◆ Отрывок:
══════
И мне вспоминается разговор с Бураковым Виктором Степановичем, был у нас заведующим общим отделом. Вот идём голосовать на выборы в школе №1, а я жил на Красной, 65, через дорогу от школы. Ну, Бураков такой мужик нормальный, говорит мне: «Слушай, ты будешь за Ельцина голосовать?» «Да», – отвечаю. А я жил в доме, где жили все члены бюро обкома партии. «И ты будешь голосовать за этого пьяницу?» – удивляется он. Я говорю: «Виктор Степанович, какой он пьяница?» «У-у, это такой прощелыга», – уверенно говорит Бураков. «Подождите, Виктор Степанович, Вы о чём говорите-то, откуда у Вас такие сведения?» И он выдает: «Да это ж дурак дураком! Мой коллега из Свердловска (мы с ним в Москве частенько встречаемся), не раз мне говорил, смотри, мол, как наш дурак из Екатеринбурга растет, вот, не дай Бог, ещё к власти придёт».

 

Крылов: И пришёл.

 

Буйлов: И пришёл. Вот такие вещи имели место быть. Нужна ли была перестройка? Безусловно. Нужна ли она была таким способом? Безусловно, нет. Ведь все это уже было: «весь мир насилья мы разрушим». Теперь в отношении крестьянства.

Я в свое время был у губернатора (Бочкарева В.К.) по поводу восстановления церкви в селе Куракино. Я ему сказал: «Василий Кузьмич, в чём дело, вот я работал в совхозе, сейчас там живу, знаю все поля. Есть поля по 30-40 га с чудесной землёй, как правило, заливная земля, просто, как крестьяне говорят, воткни оглоблю, вырастет телега. Ну почему местная власть не отдаёт их отдельным людям, которые хотят эти 20 га освоить? Уже 20 лет никто эти клочки не обрабатывает. Я знаю одного механизатора, Виктором зовут, он уже 2 года просит 2 га земли. Около него 2-3 алкаша, под 30 лет, эти алкоголики так и сидят у него там на корточках, работы ждут, у них на всех пятерых 20 бройлеров бегают».

Ответ Кузьмича был удивительный: «Ну, возьмёт твой Виктор землю, начнёт на ней хозяйствовать, а эти алкаши у него всё и растащат». «Ну, Василий Кузьмич, это же частная собственность, он может и между рог дать, Виктор-то, он совсем не интеллигент, он заставит их работать». «Да брось ты, наш народ заставить невозможно». А ведь это негативное отношение к собственному народу идёт оттуда».

Не знаю, не думаю, что он был прав, хотя, в чем-то, безусловно. Но не всё же – так безнадежно. Просто не надо было спешить, и, тем более, не надо все было пускать на самотек. Надо было идти, все-таки, эволюционным путем, тогда лет через 50 у нас было бы нормальное сельское хозяйство.

 

Крылов: Даже раньше.
══════
◆ Собранные данные:
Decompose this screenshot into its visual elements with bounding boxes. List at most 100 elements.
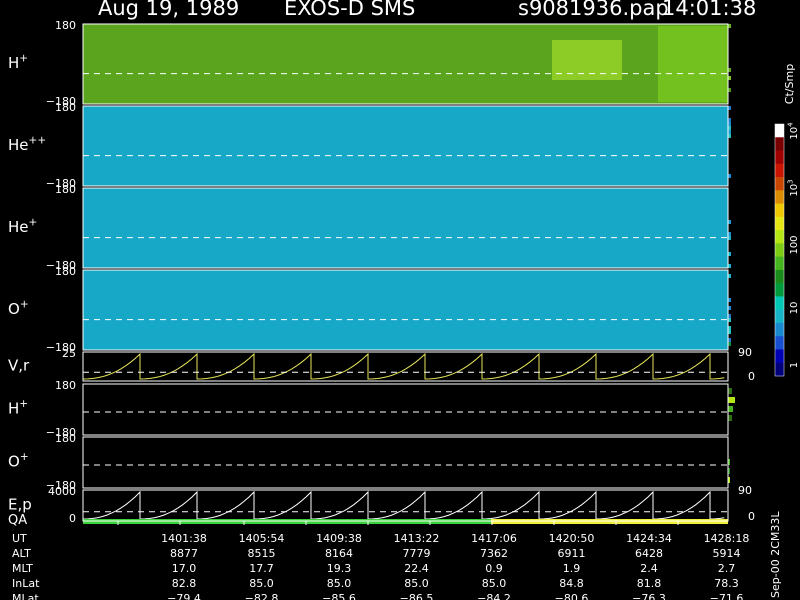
══════
◆ Задания:
**a)** Ответьте на вопросы по отрывку:
(i) Какую должность занимал Бураков Виктор Степанович?
(ii) Сколько гектаров земли уже два года просит механизатор Виктор?
(iii) Через сколько лет при эволюционном пути, согласно отрывку, было бы нормальное сельское хозяйство?
**b)** Приведите дословно фрагмент отрывка, начиная со слов «Ответ Кузьмича был» и продолжая вплоть до слов «нормальное сельское хозяйство.» включительно.

◆ Решения:
**a)**
(i) Заведующий общим отделом.
(ii) 2 га.
(iii) Примерно через 50 лет.

**b)**
Ответ Кузьмича был удивительный: «Ну, возьмёт твой Виктор землю, начнёт на ней хозяйствовать, а эти алкаши у него всё и растащат». «Ну, Василий Кузьмич, это же частная собственность, он может и между рог дать, Виктор-то, он совсем не интеллигент, он заставит их работать». «Да брось ты, наш народ заставить невозможно». А ведь это негативное отношение к собственному народу идёт оттуда».

Не знаю, не думаю, что он был прав, хотя, в чем-то, безусловно. Но не всё же – так безнадежно. Просто не надо было спешить, и, тем более, не надо все было пускать на самотек. Надо было идти, все-таки, эволюционным путем, тогда лет через 50 у нас было бы нормальное сельское хозяйство.